--- START Information supplied ---
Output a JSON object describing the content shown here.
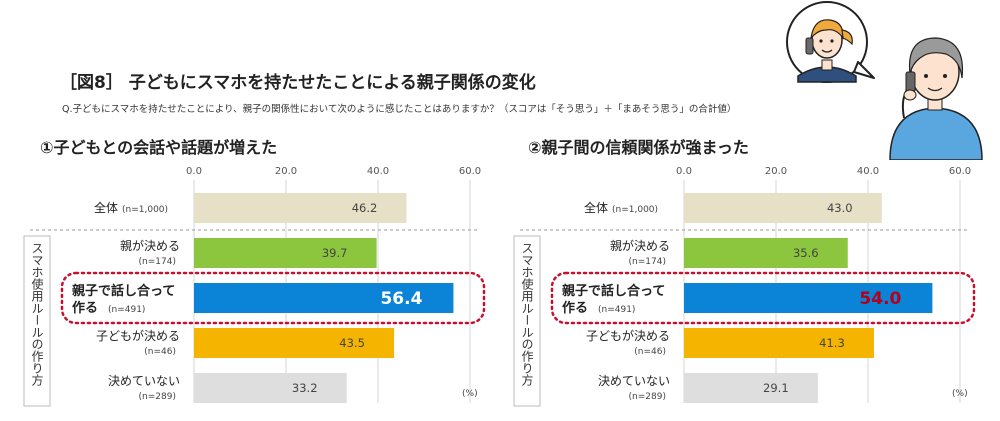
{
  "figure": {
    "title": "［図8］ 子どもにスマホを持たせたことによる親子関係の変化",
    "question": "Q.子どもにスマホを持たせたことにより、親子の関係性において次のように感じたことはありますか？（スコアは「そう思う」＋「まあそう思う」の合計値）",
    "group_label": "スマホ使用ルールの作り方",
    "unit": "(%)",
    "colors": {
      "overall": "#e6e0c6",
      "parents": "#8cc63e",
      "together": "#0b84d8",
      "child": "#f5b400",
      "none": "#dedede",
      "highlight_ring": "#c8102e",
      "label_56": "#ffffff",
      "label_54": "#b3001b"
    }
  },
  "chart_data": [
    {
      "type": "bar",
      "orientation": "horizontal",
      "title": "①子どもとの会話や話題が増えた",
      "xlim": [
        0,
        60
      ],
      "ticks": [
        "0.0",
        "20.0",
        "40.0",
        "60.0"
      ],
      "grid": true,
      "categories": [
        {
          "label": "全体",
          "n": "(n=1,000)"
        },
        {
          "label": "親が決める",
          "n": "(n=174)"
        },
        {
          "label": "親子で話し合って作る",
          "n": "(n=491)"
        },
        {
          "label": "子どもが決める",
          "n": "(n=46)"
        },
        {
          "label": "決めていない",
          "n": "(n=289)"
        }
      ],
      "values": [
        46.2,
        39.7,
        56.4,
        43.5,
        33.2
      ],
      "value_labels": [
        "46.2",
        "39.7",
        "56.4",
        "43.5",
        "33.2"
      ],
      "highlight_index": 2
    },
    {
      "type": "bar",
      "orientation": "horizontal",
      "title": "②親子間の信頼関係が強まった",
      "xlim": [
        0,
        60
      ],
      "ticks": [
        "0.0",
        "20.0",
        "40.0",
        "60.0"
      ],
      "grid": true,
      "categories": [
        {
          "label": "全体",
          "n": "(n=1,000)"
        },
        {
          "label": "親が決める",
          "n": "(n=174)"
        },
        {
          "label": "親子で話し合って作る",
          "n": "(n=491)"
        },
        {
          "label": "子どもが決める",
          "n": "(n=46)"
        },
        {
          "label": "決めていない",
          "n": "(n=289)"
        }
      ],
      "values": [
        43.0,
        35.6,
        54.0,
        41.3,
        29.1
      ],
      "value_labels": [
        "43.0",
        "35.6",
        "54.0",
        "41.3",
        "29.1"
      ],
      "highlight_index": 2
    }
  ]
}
--- END Information supplied ---
--- START Information supplied ---
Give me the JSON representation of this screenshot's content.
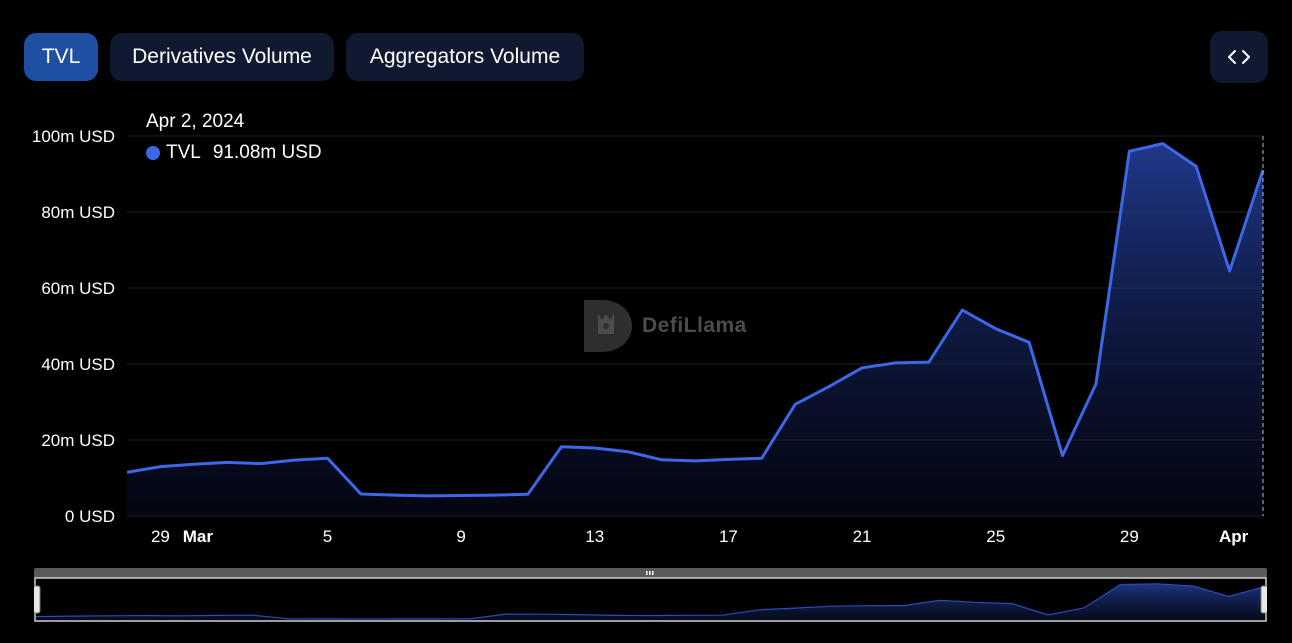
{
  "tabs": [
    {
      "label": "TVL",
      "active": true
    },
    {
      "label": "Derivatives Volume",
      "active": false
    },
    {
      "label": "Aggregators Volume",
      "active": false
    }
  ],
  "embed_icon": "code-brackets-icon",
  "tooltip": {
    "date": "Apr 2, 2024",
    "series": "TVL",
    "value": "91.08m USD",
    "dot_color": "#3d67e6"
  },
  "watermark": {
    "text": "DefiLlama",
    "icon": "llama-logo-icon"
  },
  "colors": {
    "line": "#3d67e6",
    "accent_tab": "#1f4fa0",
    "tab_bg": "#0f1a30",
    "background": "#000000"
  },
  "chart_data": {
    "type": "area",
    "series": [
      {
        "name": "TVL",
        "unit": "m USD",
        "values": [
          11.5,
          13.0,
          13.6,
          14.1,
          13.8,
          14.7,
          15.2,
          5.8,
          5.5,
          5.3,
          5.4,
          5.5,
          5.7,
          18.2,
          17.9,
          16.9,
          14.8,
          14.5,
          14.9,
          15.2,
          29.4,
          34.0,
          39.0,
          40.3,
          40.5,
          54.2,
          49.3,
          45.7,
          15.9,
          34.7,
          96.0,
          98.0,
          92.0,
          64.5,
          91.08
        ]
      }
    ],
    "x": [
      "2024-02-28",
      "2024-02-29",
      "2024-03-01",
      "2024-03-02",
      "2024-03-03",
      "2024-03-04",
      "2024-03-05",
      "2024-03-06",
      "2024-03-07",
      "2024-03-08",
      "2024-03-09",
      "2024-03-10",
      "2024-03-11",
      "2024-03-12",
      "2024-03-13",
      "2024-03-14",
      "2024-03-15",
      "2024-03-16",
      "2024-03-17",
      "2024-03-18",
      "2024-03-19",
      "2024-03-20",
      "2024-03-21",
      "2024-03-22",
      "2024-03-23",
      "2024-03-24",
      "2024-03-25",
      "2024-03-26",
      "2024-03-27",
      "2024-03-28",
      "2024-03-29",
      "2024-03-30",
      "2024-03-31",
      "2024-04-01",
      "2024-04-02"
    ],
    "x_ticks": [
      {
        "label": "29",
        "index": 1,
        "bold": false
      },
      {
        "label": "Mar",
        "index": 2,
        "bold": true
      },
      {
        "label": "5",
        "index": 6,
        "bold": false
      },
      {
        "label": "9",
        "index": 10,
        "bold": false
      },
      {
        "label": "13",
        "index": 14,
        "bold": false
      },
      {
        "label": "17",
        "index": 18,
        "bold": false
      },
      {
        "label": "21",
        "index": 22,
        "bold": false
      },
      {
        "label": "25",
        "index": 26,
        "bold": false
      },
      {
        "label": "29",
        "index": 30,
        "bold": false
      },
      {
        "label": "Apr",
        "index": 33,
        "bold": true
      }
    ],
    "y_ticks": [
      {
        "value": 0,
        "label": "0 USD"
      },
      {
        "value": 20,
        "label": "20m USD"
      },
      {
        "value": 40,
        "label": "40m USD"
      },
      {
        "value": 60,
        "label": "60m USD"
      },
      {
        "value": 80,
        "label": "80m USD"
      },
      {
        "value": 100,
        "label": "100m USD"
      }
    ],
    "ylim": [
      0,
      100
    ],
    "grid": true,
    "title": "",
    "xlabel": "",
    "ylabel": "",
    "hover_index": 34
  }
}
--- END Information supplied ---
> Objective
Provide solely the number of lines in the data that include the word "title".

> The solution
4